Exercise: Write out the whole listing word for word.

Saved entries
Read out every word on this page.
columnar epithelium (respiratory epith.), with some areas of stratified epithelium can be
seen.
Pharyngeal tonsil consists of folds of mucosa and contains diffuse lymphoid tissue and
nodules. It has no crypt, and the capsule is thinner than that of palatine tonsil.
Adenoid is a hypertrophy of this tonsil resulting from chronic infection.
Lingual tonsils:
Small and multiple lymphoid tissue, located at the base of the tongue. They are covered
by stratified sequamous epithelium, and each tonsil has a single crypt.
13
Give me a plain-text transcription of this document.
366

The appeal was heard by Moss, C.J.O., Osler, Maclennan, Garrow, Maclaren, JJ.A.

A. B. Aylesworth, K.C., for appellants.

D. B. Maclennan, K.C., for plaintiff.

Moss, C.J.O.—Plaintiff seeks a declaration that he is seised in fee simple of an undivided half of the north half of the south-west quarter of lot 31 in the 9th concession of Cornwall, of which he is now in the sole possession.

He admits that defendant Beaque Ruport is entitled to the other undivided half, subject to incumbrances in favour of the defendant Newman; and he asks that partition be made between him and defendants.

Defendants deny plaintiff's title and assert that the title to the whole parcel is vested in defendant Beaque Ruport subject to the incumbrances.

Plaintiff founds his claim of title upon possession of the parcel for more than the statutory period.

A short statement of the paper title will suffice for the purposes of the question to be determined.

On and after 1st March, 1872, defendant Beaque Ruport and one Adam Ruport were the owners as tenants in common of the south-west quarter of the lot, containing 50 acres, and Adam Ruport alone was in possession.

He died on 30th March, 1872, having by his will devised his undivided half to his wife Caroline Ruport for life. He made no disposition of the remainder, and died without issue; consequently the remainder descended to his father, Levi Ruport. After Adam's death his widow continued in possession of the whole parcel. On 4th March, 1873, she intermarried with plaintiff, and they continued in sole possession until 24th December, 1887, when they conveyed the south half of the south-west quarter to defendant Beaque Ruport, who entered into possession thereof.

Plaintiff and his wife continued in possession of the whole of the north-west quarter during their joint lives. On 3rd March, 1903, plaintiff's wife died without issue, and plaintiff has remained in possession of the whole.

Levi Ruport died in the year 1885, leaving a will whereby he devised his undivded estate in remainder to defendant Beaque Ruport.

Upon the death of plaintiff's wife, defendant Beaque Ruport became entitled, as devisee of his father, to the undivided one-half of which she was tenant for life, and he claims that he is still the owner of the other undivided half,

Exercise solution:
Read out every word on this page.
columnar epithelium (respiratory epith.), with some areas of stratified epithelium can be
seen.
Pharyngeal tonsil consists of folds of mucosa and contains diffuse lymphoid tissue and
nodules. It has no crypt, and the capsule is thinner than that of palatine tonsil.
Adenoid is a hypertrophy of this tonsil resulting from chronic infection.
Lingual tonsils:
Small and multiple lymphoid tissue, located at the base of the tongue. They are covered
by stratified sequamous epithelium, and each tonsil has a single crypt.
13
Give me a plain-text transcription of this document.
366

The appeal was heard by Moss, C.J.O., Osler, Maclennan, Garrow, Maclaren, JJ.A.

A. B. Aylesworth, K.C., for appellants.

D. B. Maclennan, K.C., for plaintiff.

Moss, C.J.O.—Plaintiff seeks a declaration that he is seised in fee simple of an undivided half of the north half of the south-west quarter of lot 31 in the 9th concession of Cornwall, of which he is now in the sole possession.

He admits that defendant Beaque Ruport is entitled to the other undivided half, subject to incumbrances in favour of the defendant Newman; and he asks that partition be made between him and defendants.

Defendants deny plaintiff's title and assert that the title to the whole parcel is vested in defendant Beaque Ruport subject to the incumbrances.

Plaintiff founds his claim of title upon possession of the parcel for more than the statutory period.

A short statement of the paper title will suffice for the purposes of the question to be determined.

On and after 1st March, 1872, defendant Beaque Ruport and one Adam Ruport were the owners as tenants in common of the south-west quarter of the lot, containing 50 acres, and Adam Ruport alone was in possession.

He died on 30th March, 1872, having by his will devised his undivided half to his wife Caroline Ruport for life. He made no disposition of the remainder, and died without issue; consequently the remainder descended to his father, Levi Ruport. After Adam's death his widow continued in possession of the whole parcel. On 4th March, 1873, she intermarried with plaintiff, and they continued in sole possession until 24th December, 1887, when they conveyed the south half of the south-west quarter to defendant Beaque Ruport, who entered into possession thereof.

Plaintiff and his wife continued in possession of the whole of the north-west quarter during their joint lives. On 3rd March, 1903, plaintiff's wife died without issue, and plaintiff has remained in possession of the whole.

Levi Ruport died in the year 1885, leaving a will whereby he devised his undivded estate in remainder to defendant Beaque Ruport.

Upon the death of plaintiff's wife, defendant Beaque Ruport became entitled, as devisee of his father, to the undivided one-half of which she was tenant for life, and he claims that he is still the owner of the other undivided half,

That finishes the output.